__EXERCISE DESCRIPTION__: Your task is to give the data again, exactly, with every line intact.
━━━ STORED DATA
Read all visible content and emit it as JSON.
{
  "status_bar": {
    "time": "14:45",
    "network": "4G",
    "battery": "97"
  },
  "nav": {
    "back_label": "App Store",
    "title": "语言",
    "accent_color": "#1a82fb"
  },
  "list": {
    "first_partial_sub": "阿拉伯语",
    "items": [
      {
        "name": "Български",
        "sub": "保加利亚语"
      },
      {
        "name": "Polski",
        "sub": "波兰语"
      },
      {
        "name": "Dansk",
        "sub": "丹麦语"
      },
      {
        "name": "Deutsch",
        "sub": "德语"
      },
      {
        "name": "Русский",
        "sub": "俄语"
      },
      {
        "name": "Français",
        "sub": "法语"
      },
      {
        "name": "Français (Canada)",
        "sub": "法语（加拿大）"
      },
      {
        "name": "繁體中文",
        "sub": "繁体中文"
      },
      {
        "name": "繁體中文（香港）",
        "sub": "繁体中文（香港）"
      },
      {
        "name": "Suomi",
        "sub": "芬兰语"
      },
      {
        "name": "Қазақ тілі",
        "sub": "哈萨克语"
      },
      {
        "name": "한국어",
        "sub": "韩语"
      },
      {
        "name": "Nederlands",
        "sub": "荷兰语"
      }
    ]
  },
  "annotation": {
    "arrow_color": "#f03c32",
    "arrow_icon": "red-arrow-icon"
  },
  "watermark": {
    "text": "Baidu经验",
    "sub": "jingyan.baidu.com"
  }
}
━━━━━━
__THE OUTPUT__:
Read all visible content and emit it as JSON.
{
  "status_bar": {
    "time": "14:45",
    "network": "4G",
    "battery": "97"
  },
  "nav": {
    "back_label": "App Store",
    "title": "语言",
    "accent_color": "#1a82fb"
  },
  "list": {
    "first_partial_sub": "阿拉伯语",
    "items": [
      {
        "name": "Български",
        "sub": "保加利亚语"
      },
      {
        "name": "Polski",
        "sub": "波兰语"
      },
      {
        "name": "Dansk",
        "sub": "丹麦语"
      },
      {
        "name": "Deutsch",
        "sub": "德语"
      },
      {
        "name": "Русский",
        "sub": "俄语"
      },
      {
        "name": "Français",
        "sub": "法语"
      },
      {
        "name": "Français (Canada)",
        "sub": "法语（加拿大）"
      },
      {
        "name": "繁體中文",
        "sub": "繁体中文"
      },
      {
        "name": "繁體中文（香港）",
        "sub": "繁体中文（香港）"
      },
      {
        "name": "Suomi",
        "sub": "芬兰语"
      },
      {
        "name": "Қазақ тілі",
        "sub": "哈萨克语"
      },
      {
        "name": "한국어",
        "sub": "韩语"
      },
      {
        "name": "Nederlands",
        "sub": "荷兰语"
      }
    ]
  },
  "annotation": {
    "arrow_color": "#f03c32",
    "arrow_icon": "red-arrow-icon"
  },
  "watermark": {
    "text": "Baidu经验",
    "sub": "jingyan.baidu.com"
  }
}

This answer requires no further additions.